Required work: List all lines of the data containing the word "marker".

Exercise data:
* * *
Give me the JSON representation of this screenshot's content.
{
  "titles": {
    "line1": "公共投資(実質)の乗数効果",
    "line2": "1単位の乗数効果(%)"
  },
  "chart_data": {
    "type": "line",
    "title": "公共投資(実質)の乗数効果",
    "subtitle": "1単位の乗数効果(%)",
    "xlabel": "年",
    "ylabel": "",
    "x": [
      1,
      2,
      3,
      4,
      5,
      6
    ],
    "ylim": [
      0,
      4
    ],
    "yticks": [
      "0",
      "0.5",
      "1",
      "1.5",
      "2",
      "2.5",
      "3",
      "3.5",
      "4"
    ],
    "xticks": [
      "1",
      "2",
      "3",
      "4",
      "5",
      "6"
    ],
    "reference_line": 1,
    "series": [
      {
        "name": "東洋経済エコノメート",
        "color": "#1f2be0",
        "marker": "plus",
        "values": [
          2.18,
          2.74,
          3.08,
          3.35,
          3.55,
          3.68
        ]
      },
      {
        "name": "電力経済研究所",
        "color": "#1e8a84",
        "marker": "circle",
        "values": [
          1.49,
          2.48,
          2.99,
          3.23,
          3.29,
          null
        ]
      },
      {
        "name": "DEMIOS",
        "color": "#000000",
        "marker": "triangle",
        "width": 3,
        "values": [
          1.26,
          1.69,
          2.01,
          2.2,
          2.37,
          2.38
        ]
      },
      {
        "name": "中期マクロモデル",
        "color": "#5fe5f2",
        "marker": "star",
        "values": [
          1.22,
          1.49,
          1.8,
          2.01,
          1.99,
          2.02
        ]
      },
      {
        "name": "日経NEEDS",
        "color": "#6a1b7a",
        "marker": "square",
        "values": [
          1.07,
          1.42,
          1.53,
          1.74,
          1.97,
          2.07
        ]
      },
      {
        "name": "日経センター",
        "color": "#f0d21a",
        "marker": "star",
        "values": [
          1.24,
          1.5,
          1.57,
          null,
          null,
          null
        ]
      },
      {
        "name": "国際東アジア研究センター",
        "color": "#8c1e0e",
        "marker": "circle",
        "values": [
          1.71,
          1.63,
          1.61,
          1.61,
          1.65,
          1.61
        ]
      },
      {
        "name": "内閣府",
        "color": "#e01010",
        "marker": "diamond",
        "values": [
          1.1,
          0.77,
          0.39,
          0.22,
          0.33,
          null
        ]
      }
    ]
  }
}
* * *
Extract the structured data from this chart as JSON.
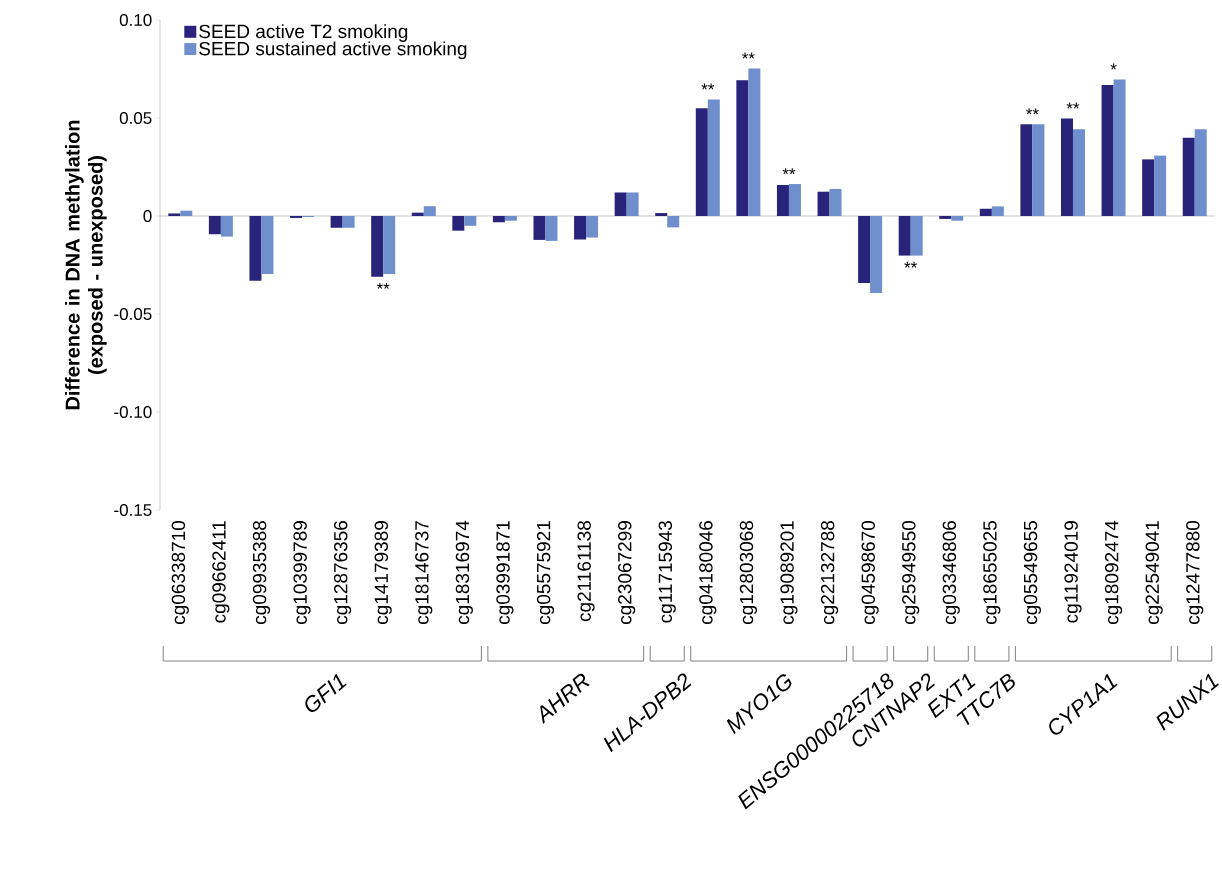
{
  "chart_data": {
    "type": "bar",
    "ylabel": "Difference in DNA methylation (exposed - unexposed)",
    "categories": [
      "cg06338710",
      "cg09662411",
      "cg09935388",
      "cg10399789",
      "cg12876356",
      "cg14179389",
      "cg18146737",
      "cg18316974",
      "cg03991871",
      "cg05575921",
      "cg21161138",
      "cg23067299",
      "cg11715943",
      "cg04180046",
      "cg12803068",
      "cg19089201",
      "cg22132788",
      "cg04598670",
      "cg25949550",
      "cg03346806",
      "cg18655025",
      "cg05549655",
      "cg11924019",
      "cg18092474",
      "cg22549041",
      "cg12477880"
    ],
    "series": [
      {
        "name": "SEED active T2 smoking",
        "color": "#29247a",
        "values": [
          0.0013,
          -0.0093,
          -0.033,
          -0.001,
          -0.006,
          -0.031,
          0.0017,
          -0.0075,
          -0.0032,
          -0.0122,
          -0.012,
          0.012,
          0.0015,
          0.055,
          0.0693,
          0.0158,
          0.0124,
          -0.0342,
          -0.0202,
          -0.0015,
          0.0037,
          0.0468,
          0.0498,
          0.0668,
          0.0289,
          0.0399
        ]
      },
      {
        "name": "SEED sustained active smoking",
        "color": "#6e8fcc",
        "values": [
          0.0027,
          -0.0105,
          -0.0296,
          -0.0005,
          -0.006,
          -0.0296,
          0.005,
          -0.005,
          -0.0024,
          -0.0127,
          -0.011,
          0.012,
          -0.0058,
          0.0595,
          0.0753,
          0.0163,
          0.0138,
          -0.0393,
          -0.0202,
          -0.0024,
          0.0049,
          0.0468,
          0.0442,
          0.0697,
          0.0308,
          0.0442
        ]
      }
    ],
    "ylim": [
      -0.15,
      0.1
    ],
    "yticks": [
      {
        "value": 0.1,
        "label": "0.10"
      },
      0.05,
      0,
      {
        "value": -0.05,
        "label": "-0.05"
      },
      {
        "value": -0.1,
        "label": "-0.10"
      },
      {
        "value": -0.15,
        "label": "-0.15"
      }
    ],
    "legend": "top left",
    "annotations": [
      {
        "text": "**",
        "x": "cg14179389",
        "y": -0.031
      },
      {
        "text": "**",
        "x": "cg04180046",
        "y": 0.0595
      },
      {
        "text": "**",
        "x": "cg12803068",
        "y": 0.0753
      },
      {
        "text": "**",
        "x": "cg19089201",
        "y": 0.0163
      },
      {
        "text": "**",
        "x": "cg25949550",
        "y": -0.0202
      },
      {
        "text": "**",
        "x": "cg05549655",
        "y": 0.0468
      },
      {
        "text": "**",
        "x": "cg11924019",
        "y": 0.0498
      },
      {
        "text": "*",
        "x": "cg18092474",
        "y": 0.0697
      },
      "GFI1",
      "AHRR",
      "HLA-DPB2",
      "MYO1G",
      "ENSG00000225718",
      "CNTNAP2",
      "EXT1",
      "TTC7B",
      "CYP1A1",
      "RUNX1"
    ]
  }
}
* * *
Task response:
        "marker": "plus",
        "marker": "circle",
        "marker": "triangle",
        "marker": "star",
        "marker": "square",
        "marker": "star",
        "marker": "circle",
        "marker": "diamond",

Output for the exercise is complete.